##### Dataset records #####

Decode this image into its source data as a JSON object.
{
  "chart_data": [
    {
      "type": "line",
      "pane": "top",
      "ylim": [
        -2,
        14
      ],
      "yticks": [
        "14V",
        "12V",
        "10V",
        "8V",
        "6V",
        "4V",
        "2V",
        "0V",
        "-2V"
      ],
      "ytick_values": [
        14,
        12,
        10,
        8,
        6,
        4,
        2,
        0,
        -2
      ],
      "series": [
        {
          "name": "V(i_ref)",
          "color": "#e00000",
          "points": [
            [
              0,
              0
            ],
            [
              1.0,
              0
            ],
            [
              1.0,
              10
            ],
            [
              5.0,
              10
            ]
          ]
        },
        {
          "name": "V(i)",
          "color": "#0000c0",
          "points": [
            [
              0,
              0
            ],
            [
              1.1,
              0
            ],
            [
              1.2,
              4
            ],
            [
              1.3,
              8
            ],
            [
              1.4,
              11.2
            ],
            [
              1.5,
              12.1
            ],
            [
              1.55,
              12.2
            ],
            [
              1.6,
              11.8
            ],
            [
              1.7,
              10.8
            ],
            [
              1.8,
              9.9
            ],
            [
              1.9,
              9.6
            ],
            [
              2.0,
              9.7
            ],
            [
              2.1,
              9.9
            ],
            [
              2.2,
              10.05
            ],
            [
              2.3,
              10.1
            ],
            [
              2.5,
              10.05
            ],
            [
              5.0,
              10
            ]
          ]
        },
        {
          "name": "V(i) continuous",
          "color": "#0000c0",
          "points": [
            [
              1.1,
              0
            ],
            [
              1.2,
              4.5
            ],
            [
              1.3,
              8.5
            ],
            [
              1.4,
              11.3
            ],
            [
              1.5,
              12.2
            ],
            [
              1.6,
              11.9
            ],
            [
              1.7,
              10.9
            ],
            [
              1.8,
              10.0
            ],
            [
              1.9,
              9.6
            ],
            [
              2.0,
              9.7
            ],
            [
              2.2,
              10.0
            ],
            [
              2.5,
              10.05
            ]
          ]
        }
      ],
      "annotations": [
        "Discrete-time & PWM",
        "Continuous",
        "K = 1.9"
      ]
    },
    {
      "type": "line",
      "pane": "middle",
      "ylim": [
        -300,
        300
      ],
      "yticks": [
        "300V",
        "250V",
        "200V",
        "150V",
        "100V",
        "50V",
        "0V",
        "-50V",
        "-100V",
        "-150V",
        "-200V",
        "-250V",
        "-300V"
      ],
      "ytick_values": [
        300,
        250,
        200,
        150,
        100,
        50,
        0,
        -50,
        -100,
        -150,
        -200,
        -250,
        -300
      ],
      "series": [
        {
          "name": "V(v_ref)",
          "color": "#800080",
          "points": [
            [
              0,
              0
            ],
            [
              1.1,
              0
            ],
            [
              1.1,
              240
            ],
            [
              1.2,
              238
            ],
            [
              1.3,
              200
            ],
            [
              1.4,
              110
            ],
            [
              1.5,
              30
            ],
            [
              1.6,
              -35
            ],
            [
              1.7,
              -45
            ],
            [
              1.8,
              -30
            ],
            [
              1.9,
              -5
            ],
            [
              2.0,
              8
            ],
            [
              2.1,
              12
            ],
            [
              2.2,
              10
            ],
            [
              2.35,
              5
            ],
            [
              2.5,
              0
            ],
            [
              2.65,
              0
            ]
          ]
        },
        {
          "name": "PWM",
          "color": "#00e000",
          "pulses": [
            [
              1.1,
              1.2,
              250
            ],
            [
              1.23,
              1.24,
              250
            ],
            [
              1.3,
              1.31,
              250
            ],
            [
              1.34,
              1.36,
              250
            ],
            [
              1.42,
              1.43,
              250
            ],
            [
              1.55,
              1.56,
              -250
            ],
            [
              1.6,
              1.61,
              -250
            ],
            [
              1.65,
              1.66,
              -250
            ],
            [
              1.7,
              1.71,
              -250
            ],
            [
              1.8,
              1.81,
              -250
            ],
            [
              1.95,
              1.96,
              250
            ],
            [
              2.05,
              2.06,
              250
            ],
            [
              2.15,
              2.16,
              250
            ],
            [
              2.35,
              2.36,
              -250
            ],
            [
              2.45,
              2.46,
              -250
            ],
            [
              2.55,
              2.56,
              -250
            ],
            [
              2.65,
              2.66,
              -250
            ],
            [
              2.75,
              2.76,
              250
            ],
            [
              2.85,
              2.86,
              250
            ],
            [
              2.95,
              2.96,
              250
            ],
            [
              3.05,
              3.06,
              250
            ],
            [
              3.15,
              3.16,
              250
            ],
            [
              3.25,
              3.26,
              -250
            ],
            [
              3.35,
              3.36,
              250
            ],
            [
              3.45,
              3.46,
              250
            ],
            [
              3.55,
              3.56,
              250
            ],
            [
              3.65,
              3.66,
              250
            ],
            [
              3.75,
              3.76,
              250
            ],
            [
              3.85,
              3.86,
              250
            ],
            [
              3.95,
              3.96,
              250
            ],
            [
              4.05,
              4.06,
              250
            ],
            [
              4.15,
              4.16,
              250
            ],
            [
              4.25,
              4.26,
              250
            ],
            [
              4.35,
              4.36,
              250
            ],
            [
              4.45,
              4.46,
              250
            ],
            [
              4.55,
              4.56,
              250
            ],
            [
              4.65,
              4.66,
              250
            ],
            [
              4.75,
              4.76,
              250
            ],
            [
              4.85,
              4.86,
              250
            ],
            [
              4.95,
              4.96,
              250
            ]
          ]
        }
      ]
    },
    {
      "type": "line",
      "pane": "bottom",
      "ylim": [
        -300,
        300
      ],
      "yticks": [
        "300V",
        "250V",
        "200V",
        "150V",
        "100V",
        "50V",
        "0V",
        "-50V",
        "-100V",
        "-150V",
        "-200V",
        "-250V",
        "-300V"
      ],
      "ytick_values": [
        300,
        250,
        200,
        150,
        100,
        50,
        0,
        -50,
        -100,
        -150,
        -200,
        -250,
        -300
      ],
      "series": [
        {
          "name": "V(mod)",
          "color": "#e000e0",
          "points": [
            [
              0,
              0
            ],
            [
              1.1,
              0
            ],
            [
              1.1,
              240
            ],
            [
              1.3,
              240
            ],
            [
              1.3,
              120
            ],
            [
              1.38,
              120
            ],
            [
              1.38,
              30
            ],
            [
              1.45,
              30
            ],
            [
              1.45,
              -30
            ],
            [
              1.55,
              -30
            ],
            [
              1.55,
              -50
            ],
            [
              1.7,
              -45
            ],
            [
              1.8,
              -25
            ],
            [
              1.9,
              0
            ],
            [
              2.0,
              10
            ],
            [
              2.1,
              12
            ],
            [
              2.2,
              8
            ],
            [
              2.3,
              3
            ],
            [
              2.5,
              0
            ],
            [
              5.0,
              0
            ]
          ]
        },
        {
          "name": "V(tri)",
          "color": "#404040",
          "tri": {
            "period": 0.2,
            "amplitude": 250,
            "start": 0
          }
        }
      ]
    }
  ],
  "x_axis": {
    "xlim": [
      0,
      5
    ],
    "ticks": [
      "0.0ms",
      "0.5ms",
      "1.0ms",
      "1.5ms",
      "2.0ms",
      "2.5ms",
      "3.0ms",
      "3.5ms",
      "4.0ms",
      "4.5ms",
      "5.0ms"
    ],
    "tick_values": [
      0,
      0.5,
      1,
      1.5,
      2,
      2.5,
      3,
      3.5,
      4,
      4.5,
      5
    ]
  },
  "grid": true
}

#####

**What you are asked to do**
Retype all of the material, keeping each line exact.

**Answer to this exercise**
Decode this image into its source data as a JSON object.
{
  "chart_data": [
    {
      "type": "line",
      "pane": "top",
      "ylim": [
        -2,
        14
      ],
      "yticks": [
        "14V",
        "12V",
        "10V",
        "8V",
        "6V",
        "4V",
        "2V",
        "0V",
        "-2V"
      ],
      "ytick_values": [
        14,
        12,
        10,
        8,
        6,
        4,
        2,
        0,
        -2
      ],
      "series": [
        {
          "name": "V(i_ref)",
          "color": "#e00000",
          "points": [
            [
              0,
              0
            ],
            [
              1.0,
              0
            ],
            [
              1.0,
              10
            ],
            [
              5.0,
              10
            ]
          ]
        },
        {
          "name": "V(i)",
          "color": "#0000c0",
          "points": [
            [
              0,
              0
            ],
            [
              1.1,
              0
            ],
            [
              1.2,
              4
            ],
            [
              1.3,
              8
            ],
            [
              1.4,
              11.2
            ],
            [
              1.5,
              12.1
            ],
            [
              1.55,
              12.2
            ],
            [
              1.6,
              11.8
            ],
            [
              1.7,
              10.8
            ],
            [
              1.8,
              9.9
            ],
            [
              1.9,
              9.6
            ],
            [
              2.0,
              9.7
            ],
            [
              2.1,
              9.9
            ],
            [
              2.2,
              10.05
            ],
            [
              2.3,
              10.1
            ],
            [
              2.5,
              10.05
            ],
            [
              5.0,
              10
            ]
          ]
        },
        {
          "name": "V(i) continuous",
          "color": "#0000c0",
          "points": [
            [
              1.1,
              0
            ],
            [
              1.2,
              4.5
            ],
            [
              1.3,
              8.5
            ],
            [
              1.4,
              11.3
            ],
            [
              1.5,
              12.2
            ],
            [
              1.6,
              11.9
            ],
            [
              1.7,
              10.9
            ],
            [
              1.8,
              10.0
            ],
            [
              1.9,
              9.6
            ],
            [
              2.0,
              9.7
            ],
            [
              2.2,
              10.0
            ],
            [
              2.5,
              10.05
            ]
          ]
        }
      ],
      "annotations": [
        "Discrete-time & PWM",
        "Continuous",
        "K = 1.9"
      ]
    },
    {
      "type": "line",
      "pane": "middle",
      "ylim": [
        -300,
        300
      ],
      "yticks": [
        "300V",
        "250V",
        "200V",
        "150V",
        "100V",
        "50V",
        "0V",
        "-50V",
        "-100V",
        "-150V",
        "-200V",
        "-250V",
        "-300V"
      ],
      "ytick_values": [
        300,
        250,
        200,
        150,
        100,
        50,
        0,
        -50,
        -100,
        -150,
        -200,
        -250,
        -300
      ],
      "series": [
        {
          "name": "V(v_ref)",
          "color": "#800080",
          "points": [
            [
              0,
              0
            ],
            [
              1.1,
              0
            ],
            [
              1.1,
              240
            ],
            [
              1.2,
              238
            ],
            [
              1.3,
              200
            ],
            [
              1.4,
              110
            ],
            [
              1.5,
              30
            ],
            [
              1.6,
              -35
            ],
            [
              1.7,
              -45
            ],
            [
              1.8,
              -30
            ],
            [
              1.9,
              -5
            ],
            [
              2.0,
              8
            ],
            [
              2.1,
              12
            ],
            [
              2.2,
              10
            ],
            [
              2.35,
              5
            ],
            [
              2.5,
              0
            ],
            [
              2.65,
              0
            ]
          ]
        },
        {
          "name": "PWM",
          "color": "#00e000",
          "pulses": [
            [
              1.1,
              1.2,
              250
            ],
            [
              1.23,
              1.24,
              250
            ],
            [
              1.3,
              1.31,
              250
            ],
            [
              1.34,
              1.36,
              250
            ],
            [
              1.42,
              1.43,
              250
            ],
            [
              1.55,
              1.56,
              -250
            ],
            [
              1.6,
              1.61,
              -250
            ],
            [
              1.65,
              1.66,
              -250
            ],
            [
              1.7,
              1.71,
              -250
            ],
            [
              1.8,
              1.81,
              -250
            ],
            [
              1.95,
              1.96,
              250
            ],
            [
              2.05,
              2.06,
              250
            ],
            [
              2.15,
              2.16,
              250
            ],
            [
              2.35,
              2.36,
              -250
            ],
            [
              2.45,
              2.46,
              -250
            ],
            [
              2.55,
              2.56,
              -250
            ],
            [
              2.65,
              2.66,
              -250
            ],
            [
              2.75,
              2.76,
              250
            ],
            [
              2.85,
              2.86,
              250
            ],
            [
              2.95,
              2.96,
              250
            ],
            [
              3.05,
              3.06,
              250
            ],
            [
              3.15,
              3.16,
              250
            ],
            [
              3.25,
              3.26,
              -250
            ],
            [
              3.35,
              3.36,
              250
            ],
            [
              3.45,
              3.46,
              250
            ],
            [
              3.55,
              3.56,
              250
            ],
            [
              3.65,
              3.66,
              250
            ],
            [
              3.75,
              3.76,
              250
            ],
            [
              3.85,
              3.86,
              250
            ],
            [
              3.95,
              3.96,
              250
            ],
            [
              4.05,
              4.06,
              250
            ],
            [
              4.15,
              4.16,
              250
            ],
            [
              4.25,
              4.26,
              250
            ],
            [
              4.35,
              4.36,
              250
            ],
            [
              4.45,
              4.46,
              250
            ],
            [
              4.55,
              4.56,
              250
            ],
            [
              4.65,
              4.66,
              250
            ],
            [
              4.75,
              4.76,
              250
            ],
            [
              4.85,
              4.86,
              250
            ],
            [
              4.95,
              4.96,
              250
            ]
          ]
        }
      ]
    },
    {
      "type": "line",
      "pane": "bottom",
      "ylim": [
        -300,
        300
      ],
      "yticks": [
        "300V",
        "250V",
        "200V",
        "150V",
        "100V",
        "50V",
        "0V",
        "-50V",
        "-100V",
        "-150V",
        "-200V",
        "-250V",
        "-300V"
      ],
      "ytick_values": [
        300,
        250,
        200,
        150,
        100,
        50,
        0,
        -50,
        -100,
        -150,
        -200,
        -250,
        -300
      ],
      "series": [
        {
          "name": "V(mod)",
          "color": "#e000e0",
          "points": [
            [
              0,
              0
            ],
            [
              1.1,
              0
            ],
            [
              1.1,
              240
            ],
            [
              1.3,
              240
            ],
            [
              1.3,
              120
            ],
            [
              1.38,
              120
            ],
            [
              1.38,
              30
            ],
            [
              1.45,
              30
            ],
            [
              1.45,
              -30
            ],
            [
              1.55,
              -30
            ],
            [
              1.55,
              -50
            ],
            [
              1.7,
              -45
            ],
            [
              1.8,
              -25
            ],
            [
              1.9,
              0
            ],
            [
              2.0,
              10
            ],
            [
              2.1,
              12
            ],
            [
              2.2,
              8
            ],
            [
              2.3,
              3
            ],
            [
              2.5,
              0
            ],
            [
              5.0,
              0
            ]
          ]
        },
        {
          "name": "V(tri)",
          "color": "#404040",
          "tri": {
            "period": 0.2,
            "amplitude": 250,
            "start": 0
          }
        }
      ]
    }
  ],
  "x_axis": {
    "xlim": [
      0,
      5
    ],
    "ticks": [
      "0.0ms",
      "0.5ms",
      "1.0ms",
      "1.5ms",
      "2.0ms",
      "2.5ms",
      "3.0ms",
      "3.5ms",
      "4.0ms",
      "4.5ms",
      "5.0ms"
    ],
    "tick_values": [
      0,
      0.5,
      1,
      1.5,
      2,
      2.5,
      3,
      3.5,
      4,
      4.5,
      5
    ]
  },
  "grid": true
}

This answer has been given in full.